Write out all the material exactly. Leave nothing out.

(Data entries)
## start

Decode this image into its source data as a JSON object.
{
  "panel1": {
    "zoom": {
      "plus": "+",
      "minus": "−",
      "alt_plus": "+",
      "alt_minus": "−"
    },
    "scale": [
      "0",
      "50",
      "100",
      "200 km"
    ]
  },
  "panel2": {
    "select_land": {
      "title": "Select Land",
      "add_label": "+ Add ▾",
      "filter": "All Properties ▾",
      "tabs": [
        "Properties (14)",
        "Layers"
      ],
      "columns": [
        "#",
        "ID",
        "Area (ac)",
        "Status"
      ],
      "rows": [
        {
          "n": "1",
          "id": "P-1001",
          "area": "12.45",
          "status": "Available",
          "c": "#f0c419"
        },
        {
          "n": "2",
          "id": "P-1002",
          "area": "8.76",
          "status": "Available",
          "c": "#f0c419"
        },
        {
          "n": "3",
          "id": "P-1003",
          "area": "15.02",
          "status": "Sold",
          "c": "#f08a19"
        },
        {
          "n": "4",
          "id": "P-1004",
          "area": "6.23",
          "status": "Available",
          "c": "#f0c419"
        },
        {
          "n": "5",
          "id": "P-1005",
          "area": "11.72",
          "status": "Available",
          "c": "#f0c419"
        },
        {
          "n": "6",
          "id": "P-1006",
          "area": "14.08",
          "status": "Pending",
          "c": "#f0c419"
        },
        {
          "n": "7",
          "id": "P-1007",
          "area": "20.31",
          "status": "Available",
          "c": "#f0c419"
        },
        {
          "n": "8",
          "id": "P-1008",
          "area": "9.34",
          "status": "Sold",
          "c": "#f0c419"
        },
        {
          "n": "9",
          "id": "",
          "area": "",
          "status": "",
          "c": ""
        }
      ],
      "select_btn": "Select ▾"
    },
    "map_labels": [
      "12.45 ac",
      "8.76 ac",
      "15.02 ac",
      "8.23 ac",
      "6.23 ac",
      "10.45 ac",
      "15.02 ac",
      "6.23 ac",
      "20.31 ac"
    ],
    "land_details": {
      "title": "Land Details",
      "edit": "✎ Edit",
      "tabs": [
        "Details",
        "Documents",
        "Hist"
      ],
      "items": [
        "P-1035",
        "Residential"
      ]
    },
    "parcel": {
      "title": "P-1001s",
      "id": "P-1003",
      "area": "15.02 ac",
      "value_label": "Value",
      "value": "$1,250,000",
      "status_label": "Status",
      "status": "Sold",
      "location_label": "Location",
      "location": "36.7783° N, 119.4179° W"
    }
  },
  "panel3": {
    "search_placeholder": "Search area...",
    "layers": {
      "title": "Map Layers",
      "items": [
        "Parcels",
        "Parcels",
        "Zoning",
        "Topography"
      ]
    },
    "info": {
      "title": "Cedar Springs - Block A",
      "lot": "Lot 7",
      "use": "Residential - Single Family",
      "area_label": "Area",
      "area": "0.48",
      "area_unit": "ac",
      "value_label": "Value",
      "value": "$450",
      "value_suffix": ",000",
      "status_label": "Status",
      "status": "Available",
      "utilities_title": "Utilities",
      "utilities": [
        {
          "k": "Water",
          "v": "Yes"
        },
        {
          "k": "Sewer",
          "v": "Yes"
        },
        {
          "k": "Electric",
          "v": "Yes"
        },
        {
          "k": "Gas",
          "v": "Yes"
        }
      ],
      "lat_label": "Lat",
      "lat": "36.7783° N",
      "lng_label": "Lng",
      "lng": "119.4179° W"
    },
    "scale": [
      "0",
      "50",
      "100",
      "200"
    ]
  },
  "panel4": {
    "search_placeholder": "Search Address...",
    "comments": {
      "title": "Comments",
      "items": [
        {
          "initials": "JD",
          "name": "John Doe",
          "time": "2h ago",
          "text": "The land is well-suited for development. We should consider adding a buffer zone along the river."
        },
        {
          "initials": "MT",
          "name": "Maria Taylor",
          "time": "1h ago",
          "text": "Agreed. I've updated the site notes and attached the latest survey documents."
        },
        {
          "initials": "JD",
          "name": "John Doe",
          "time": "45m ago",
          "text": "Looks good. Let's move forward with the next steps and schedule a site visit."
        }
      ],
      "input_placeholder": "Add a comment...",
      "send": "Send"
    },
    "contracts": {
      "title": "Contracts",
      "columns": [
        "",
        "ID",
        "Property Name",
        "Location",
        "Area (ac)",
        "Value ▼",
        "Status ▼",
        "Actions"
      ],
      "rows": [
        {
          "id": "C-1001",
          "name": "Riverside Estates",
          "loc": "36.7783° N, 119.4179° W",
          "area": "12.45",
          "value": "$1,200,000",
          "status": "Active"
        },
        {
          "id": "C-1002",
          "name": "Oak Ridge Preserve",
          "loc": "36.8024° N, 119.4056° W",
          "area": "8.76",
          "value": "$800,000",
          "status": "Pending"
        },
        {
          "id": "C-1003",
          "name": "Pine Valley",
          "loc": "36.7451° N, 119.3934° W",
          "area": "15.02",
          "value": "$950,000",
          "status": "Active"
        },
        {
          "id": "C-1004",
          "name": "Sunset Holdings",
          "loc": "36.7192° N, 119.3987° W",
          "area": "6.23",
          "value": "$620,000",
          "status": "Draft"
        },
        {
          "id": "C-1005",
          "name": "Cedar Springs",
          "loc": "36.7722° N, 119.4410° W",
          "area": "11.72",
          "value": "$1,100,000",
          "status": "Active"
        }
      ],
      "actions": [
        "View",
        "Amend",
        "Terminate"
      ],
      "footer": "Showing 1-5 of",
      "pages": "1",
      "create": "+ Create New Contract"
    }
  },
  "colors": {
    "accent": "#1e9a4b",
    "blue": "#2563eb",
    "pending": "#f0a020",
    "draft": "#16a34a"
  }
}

## end

▶ **Expected answer**:
Decode this image into its source data as a JSON object.
{
  "panel1": {
    "zoom": {
      "plus": "+",
      "minus": "−",
      "alt_plus": "+",
      "alt_minus": "−"
    },
    "scale": [
      "0",
      "50",
      "100",
      "200 km"
    ]
  },
  "panel2": {
    "select_land": {
      "title": "Select Land",
      "add_label": "+ Add ▾",
      "filter": "All Properties ▾",
      "tabs": [
        "Properties (14)",
        "Layers"
      ],
      "columns": [
        "#",
        "ID",
        "Area (ac)",
        "Status"
      ],
      "rows": [
        {
          "n": "1",
          "id": "P-1001",
          "area": "12.45",
          "status": "Available",
          "c": "#f0c419"
        },
        {
          "n": "2",
          "id": "P-1002",
          "area": "8.76",
          "status": "Available",
          "c": "#f0c419"
        },
        {
          "n": "3",
          "id": "P-1003",
          "area": "15.02",
          "status": "Sold",
          "c": "#f08a19"
        },
        {
          "n": "4",
          "id": "P-1004",
          "area": "6.23",
          "status": "Available",
          "c": "#f0c419"
        },
        {
          "n": "5",
          "id": "P-1005",
          "area": "11.72",
          "status": "Available",
          "c": "#f0c419"
        },
        {
          "n": "6",
          "id": "P-1006",
          "area": "14.08",
          "status": "Pending",
          "c": "#f0c419"
        },
        {
          "n": "7",
          "id": "P-1007",
          "area": "20.31",
          "status": "Available",
          "c": "#f0c419"
        },
        {
          "n": "8",
          "id": "P-1008",
          "area": "9.34",
          "status": "Sold",
          "c": "#f0c419"
        },
        {
          "n": "9",
          "id": "",
          "area": "",
          "status": "",
          "c": ""
        }
      ],
      "select_btn": "Select ▾"
    },
    "map_labels": [
      "12.45 ac",
      "8.76 ac",
      "15.02 ac",
      "8.23 ac",
      "6.23 ac",
      "10.45 ac",
      "15.02 ac",
      "6.23 ac",
      "20.31 ac"
    ],
    "land_details": {
      "title": "Land Details",
      "edit": "✎ Edit",
      "tabs": [
        "Details",
        "Documents",
        "Hist"
      ],
      "items": [
        "P-1035",
        "Residential"
      ]
    },
    "parcel": {
      "title": "P-1001s",
      "id": "P-1003",
      "area": "15.02 ac",
      "value_label": "Value",
      "value": "$1,250,000",
      "status_label": "Status",
      "status": "Sold",
      "location_label": "Location",
      "location": "36.7783° N, 119.4179° W"
    }
  },
  "panel3": {
    "search_placeholder": "Search area...",
    "layers": {
      "title": "Map Layers",
      "items": [
        "Parcels",
        "Parcels",
        "Zoning",
        "Topography"
      ]
    },
    "info": {
      "title": "Cedar Springs - Block A",
      "lot": "Lot 7",
      "use": "Residential - Single Family",
      "area_label": "Area",
      "area": "0.48",
      "area_unit": "ac",
      "value_label": "Value",
      "value": "$450",
      "value_suffix": ",000",
      "status_label": "Status",
      "status": "Available",
      "utilities_title": "Utilities",
      "utilities": [
        {
          "k": "Water",
          "v": "Yes"
        },
        {
          "k": "Sewer",
          "v": "Yes"
        },
        {
          "k": "Electric",
          "v": "Yes"
        },
        {
          "k": "Gas",
          "v": "Yes"
        }
      ],
      "lat_label": "Lat",
      "lat": "36.7783° N",
      "lng_label": "Lng",
      "lng": "119.4179° W"
    },
    "scale": [
      "0",
      "50",
      "100",
      "200"
    ]
  },
  "panel4": {
    "search_placeholder": "Search Address...",
    "comments": {
      "title": "Comments",
      "items": [
        {
          "initials": "JD",
          "name": "John Doe",
          "time": "2h ago",
          "text": "The land is well-suited for development. We should consider adding a buffer zone along the river."
        },
        {
          "initials": "MT",
          "name": "Maria Taylor",
          "time": "1h ago",
          "text": "Agreed. I've updated the site notes and attached the latest survey documents."
        },
        {
          "initials": "JD",
          "name": "John Doe",
          "time": "45m ago",
          "text": "Looks good. Let's move forward with the next steps and schedule a site visit."
        }
      ],
      "input_placeholder": "Add a comment...",
      "send": "Send"
    },
    "contracts": {
      "title": "Contracts",
      "columns": [
        "",
        "ID",
        "Property Name",
        "Location",
        "Area (ac)",
        "Value ▼",
        "Status ▼",
        "Actions"
      ],
      "rows": [
        {
          "id": "C-1001",
          "name": "Riverside Estates",
          "loc": "36.7783° N, 119.4179° W",
          "area": "12.45",
          "value": "$1,200,000",
          "status": "Active"
        },
        {
          "id": "C-1002",
          "name": "Oak Ridge Preserve",
          "loc": "36.8024° N, 119.4056° W",
          "area": "8.76",
          "value": "$800,000",
          "status": "Pending"
        },
        {
          "id": "C-1003",
          "name": "Pine Valley",
          "loc": "36.7451° N, 119.3934° W",
          "area": "15.02",
          "value": "$950,000",
          "status": "Active"
        },
        {
          "id": "C-1004",
          "name": "Sunset Holdings",
          "loc": "36.7192° N, 119.3987° W",
          "area": "6.23",
          "value": "$620,000",
          "status": "Draft"
        },
        {
          "id": "C-1005",
          "name": "Cedar Springs",
          "loc": "36.7722° N, 119.4410° W",
          "area": "11.72",
          "value": "$1,100,000",
          "status": "Active"
        }
      ],
      "actions": [
        "View",
        "Amend",
        "Terminate"
      ],
      "footer": "Showing 1-5 of",
      "pages": "1",
      "create": "+ Create New Contract"
    }
  },
  "colors": {
    "accent": "#1e9a4b",
    "blue": "#2563eb",
    "pending": "#f0a020",
    "draft": "#16a34a"
  }
}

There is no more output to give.